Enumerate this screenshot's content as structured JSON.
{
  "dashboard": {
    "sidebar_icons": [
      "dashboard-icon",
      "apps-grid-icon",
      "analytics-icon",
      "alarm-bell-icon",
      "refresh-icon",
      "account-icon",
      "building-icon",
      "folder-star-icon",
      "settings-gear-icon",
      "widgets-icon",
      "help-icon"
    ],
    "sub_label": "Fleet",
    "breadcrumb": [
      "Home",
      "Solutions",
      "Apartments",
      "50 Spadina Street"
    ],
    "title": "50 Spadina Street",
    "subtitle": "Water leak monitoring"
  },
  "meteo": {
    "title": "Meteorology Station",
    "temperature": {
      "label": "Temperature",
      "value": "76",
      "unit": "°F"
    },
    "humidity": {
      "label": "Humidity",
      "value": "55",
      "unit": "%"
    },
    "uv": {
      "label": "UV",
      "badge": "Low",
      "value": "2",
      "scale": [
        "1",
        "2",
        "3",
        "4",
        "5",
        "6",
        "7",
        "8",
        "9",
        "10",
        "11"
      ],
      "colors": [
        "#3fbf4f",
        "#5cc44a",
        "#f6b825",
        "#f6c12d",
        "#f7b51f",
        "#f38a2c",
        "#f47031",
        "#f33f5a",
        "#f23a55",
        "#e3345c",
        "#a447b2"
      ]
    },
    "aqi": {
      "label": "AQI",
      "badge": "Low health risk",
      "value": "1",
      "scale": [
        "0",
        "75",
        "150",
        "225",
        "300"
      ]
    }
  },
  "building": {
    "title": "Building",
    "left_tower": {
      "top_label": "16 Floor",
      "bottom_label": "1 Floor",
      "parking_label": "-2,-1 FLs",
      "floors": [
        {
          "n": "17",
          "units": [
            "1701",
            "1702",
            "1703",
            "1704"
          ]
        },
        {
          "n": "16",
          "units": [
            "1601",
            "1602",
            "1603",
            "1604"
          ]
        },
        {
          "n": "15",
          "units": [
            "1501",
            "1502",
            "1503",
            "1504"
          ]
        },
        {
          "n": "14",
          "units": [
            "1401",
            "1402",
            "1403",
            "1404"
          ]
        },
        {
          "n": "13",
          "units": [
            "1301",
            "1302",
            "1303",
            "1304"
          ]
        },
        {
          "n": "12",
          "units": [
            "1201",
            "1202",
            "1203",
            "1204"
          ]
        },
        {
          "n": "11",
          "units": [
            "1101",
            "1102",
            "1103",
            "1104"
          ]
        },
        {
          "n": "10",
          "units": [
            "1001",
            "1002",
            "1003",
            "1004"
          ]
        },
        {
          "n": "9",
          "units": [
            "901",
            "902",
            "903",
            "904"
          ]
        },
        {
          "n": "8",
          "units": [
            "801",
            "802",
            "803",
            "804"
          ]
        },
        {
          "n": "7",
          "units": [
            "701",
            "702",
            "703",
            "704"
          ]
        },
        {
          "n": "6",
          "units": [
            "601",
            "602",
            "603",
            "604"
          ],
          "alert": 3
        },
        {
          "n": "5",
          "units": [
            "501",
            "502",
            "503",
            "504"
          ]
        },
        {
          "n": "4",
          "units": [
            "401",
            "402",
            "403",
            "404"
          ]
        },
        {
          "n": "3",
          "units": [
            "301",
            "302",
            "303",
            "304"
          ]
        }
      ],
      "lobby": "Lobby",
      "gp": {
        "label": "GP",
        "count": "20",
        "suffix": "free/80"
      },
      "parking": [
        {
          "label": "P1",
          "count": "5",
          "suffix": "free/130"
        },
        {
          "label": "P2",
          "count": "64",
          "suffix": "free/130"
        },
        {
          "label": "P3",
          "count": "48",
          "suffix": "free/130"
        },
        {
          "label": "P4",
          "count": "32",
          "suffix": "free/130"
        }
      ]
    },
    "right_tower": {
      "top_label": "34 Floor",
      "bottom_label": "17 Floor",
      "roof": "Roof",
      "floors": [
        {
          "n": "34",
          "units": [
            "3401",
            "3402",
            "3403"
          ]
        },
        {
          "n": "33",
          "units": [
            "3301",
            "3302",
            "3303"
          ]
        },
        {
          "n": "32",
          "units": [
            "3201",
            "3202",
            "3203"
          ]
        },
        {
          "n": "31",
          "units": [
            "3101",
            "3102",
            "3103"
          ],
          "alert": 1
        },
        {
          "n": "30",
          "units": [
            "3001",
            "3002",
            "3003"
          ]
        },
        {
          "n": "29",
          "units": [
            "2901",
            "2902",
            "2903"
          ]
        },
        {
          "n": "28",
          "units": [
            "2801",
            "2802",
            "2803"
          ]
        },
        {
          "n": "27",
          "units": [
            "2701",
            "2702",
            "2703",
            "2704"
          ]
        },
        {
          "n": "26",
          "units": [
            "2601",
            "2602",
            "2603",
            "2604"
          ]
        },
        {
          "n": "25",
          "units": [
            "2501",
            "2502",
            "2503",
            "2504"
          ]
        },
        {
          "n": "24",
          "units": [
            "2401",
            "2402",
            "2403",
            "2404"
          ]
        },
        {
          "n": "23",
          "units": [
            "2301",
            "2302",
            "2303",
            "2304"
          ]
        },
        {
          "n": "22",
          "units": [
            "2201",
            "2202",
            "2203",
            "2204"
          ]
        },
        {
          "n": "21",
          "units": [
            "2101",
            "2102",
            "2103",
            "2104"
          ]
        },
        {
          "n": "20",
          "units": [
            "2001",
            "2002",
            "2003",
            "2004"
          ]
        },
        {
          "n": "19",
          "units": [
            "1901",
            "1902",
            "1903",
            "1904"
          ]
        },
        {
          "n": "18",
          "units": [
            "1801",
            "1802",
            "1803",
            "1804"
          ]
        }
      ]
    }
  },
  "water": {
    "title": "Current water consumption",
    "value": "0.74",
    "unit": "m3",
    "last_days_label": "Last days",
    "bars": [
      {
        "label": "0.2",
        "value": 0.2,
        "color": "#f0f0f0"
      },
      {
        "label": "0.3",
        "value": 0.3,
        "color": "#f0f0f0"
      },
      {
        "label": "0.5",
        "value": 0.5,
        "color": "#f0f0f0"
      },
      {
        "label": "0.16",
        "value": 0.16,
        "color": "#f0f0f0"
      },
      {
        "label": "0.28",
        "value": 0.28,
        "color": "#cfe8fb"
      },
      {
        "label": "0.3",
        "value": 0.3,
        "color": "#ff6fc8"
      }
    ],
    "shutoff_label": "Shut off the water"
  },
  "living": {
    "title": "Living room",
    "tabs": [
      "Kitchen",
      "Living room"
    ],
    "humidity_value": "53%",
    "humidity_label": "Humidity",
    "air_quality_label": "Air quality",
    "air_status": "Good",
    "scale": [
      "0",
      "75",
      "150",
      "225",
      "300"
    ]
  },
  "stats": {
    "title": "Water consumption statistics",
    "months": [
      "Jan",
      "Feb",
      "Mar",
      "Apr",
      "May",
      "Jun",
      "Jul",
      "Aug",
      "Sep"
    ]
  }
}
+===+
Required work: All of the entries need to be reproduced exactly; please write them out.

Answer to this task:
Enumerate this screenshot's content as structured JSON.
{
  "dashboard": {
    "sidebar_icons": [
      "dashboard-icon",
      "apps-grid-icon",
      "analytics-icon",
      "alarm-bell-icon",
      "refresh-icon",
      "account-icon",
      "building-icon",
      "folder-star-icon",
      "settings-gear-icon",
      "widgets-icon",
      "help-icon"
    ],
    "sub_label": "Fleet",
    "breadcrumb": [
      "Home",
      "Solutions",
      "Apartments",
      "50 Spadina Street"
    ],
    "title": "50 Spadina Street",
    "subtitle": "Water leak monitoring"
  },
  "meteo": {
    "title": "Meteorology Station",
    "temperature": {
      "label": "Temperature",
      "value": "76",
      "unit": "°F"
    },
    "humidity": {
      "label": "Humidity",
      "value": "55",
      "unit": "%"
    },
    "uv": {
      "label": "UV",
      "badge": "Low",
      "value": "2",
      "scale": [
        "1",
        "2",
        "3",
        "4",
        "5",
        "6",
        "7",
        "8",
        "9",
        "10",
        "11"
      ],
      "colors": [
        "#3fbf4f",
        "#5cc44a",
        "#f6b825",
        "#f6c12d",
        "#f7b51f",
        "#f38a2c",
        "#f47031",
        "#f33f5a",
        "#f23a55",
        "#e3345c",
        "#a447b2"
      ]
    },
    "aqi": {
      "label": "AQI",
      "badge": "Low health risk",
      "value": "1",
      "scale": [
        "0",
        "75",
        "150",
        "225",
        "300"
      ]
    }
  },
  "building": {
    "title": "Building",
    "left_tower": {
      "top_label": "16 Floor",
      "bottom_label": "1 Floor",
      "parking_label": "-2,-1 FLs",
      "floors": [
        {
          "n": "17",
          "units": [
            "1701",
            "1702",
            "1703",
            "1704"
          ]
        },
        {
          "n": "16",
          "units": [
            "1601",
            "1602",
            "1603",
            "1604"
          ]
        },
        {
          "n": "15",
          "units": [
            "1501",
            "1502",
            "1503",
            "1504"
          ]
        },
        {
          "n": "14",
          "units": [
            "1401",
            "1402",
            "1403",
            "1404"
          ]
        },
        {
          "n": "13",
          "units": [
            "1301",
            "1302",
            "1303",
            "1304"
          ]
        },
        {
          "n": "12",
          "units": [
            "1201",
            "1202",
            "1203",
            "1204"
          ]
        },
        {
          "n": "11",
          "units": [
            "1101",
            "1102",
            "1103",
            "1104"
          ]
        },
        {
          "n": "10",
          "units": [
            "1001",
            "1002",
            "1003",
            "1004"
          ]
        },
        {
          "n": "9",
          "units": [
            "901",
            "902",
            "903",
            "904"
          ]
        },
        {
          "n": "8",
          "units": [
            "801",
            "802",
            "803",
            "804"
          ]
        },
        {
          "n": "7",
          "units": [
            "701",
            "702",
            "703",
            "704"
          ]
        },
        {
          "n": "6",
          "units": [
            "601",
            "602",
            "603",
            "604"
          ],
          "alert": 3
        },
        {
          "n": "5",
          "units": [
            "501",
            "502",
            "503",
            "504"
          ]
        },
        {
          "n": "4",
          "units": [
            "401",
            "402",
            "403",
            "404"
          ]
        },
        {
          "n": "3",
          "units": [
            "301",
            "302",
            "303",
            "304"
          ]
        }
      ],
      "lobby": "Lobby",
      "gp": {
        "label": "GP",
        "count": "20",
        "suffix": "free/80"
      },
      "parking": [
        {
          "label": "P1",
          "count": "5",
          "suffix": "free/130"
        },
        {
          "label": "P2",
          "count": "64",
          "suffix": "free/130"
        },
        {
          "label": "P3",
          "count": "48",
          "suffix": "free/130"
        },
        {
          "label": "P4",
          "count": "32",
          "suffix": "free/130"
        }
      ]
    },
    "right_tower": {
      "top_label": "34 Floor",
      "bottom_label": "17 Floor",
      "roof": "Roof",
      "floors": [
        {
          "n": "34",
          "units": [
            "3401",
            "3402",
            "3403"
          ]
        },
        {
          "n": "33",
          "units": [
            "3301",
            "3302",
            "3303"
          ]
        },
        {
          "n": "32",
          "units": [
            "3201",
            "3202",
            "3203"
          ]
        },
        {
          "n": "31",
          "units": [
            "3101",
            "3102",
            "3103"
          ],
          "alert": 1
        },
        {
          "n": "30",
          "units": [
            "3001",
            "3002",
            "3003"
          ]
        },
        {
          "n": "29",
          "units": [
            "2901",
            "2902",
            "2903"
          ]
        },
        {
          "n": "28",
          "units": [
            "2801",
            "2802",
            "2803"
          ]
        },
        {
          "n": "27",
          "units": [
            "2701",
            "2702",
            "2703",
            "2704"
          ]
        },
        {
          "n": "26",
          "units": [
            "2601",
            "2602",
            "2603",
            "2604"
          ]
        },
        {
          "n": "25",
          "units": [
            "2501",
            "2502",
            "2503",
            "2504"
          ]
        },
        {
          "n": "24",
          "units": [
            "2401",
            "2402",
            "2403",
            "2404"
          ]
        },
        {
          "n": "23",
          "units": [
            "2301",
            "2302",
            "2303",
            "2304"
          ]
        },
        {
          "n": "22",
          "units": [
            "2201",
            "2202",
            "2203",
            "2204"
          ]
        },
        {
          "n": "21",
          "units": [
            "2101",
            "2102",
            "2103",
            "2104"
          ]
        },
        {
          "n": "20",
          "units": [
            "2001",
            "2002",
            "2003",
            "2004"
          ]
        },
        {
          "n": "19",
          "units": [
            "1901",
            "1902",
            "1903",
            "1904"
          ]
        },
        {
          "n": "18",
          "units": [
            "1801",
            "1802",
            "1803",
            "1804"
          ]
        }
      ]
    }
  },
  "water": {
    "title": "Current water consumption",
    "value": "0.74",
    "unit": "m3",
    "last_days_label": "Last days",
    "bars": [
      {
        "label": "0.2",
        "value": 0.2,
        "color": "#f0f0f0"
      },
      {
        "label": "0.3",
        "value": 0.3,
        "color": "#f0f0f0"
      },
      {
        "label": "0.5",
        "value": 0.5,
        "color": "#f0f0f0"
      },
      {
        "label": "0.16",
        "value": 0.16,
        "color": "#f0f0f0"
      },
      {
        "label": "0.28",
        "value": 0.28,
        "color": "#cfe8fb"
      },
      {
        "label": "0.3",
        "value": 0.3,
        "color": "#ff6fc8"
      }
    ],
    "shutoff_label": "Shut off the water"
  },
  "living": {
    "title": "Living room",
    "tabs": [
      "Kitchen",
      "Living room"
    ],
    "humidity_value": "53%",
    "humidity_label": "Humidity",
    "air_quality_label": "Air quality",
    "air_status": "Good",
    "scale": [
      "0",
      "75",
      "150",
      "225",
      "300"
    ]
  },
  "stats": {
    "title": "Water consumption statistics",
    "months": [
      "Jan",
      "Feb",
      "Mar",
      "Apr",
      "May",
      "Jun",
      "Jul",
      "Aug",
      "Sep"
    ]
  }
}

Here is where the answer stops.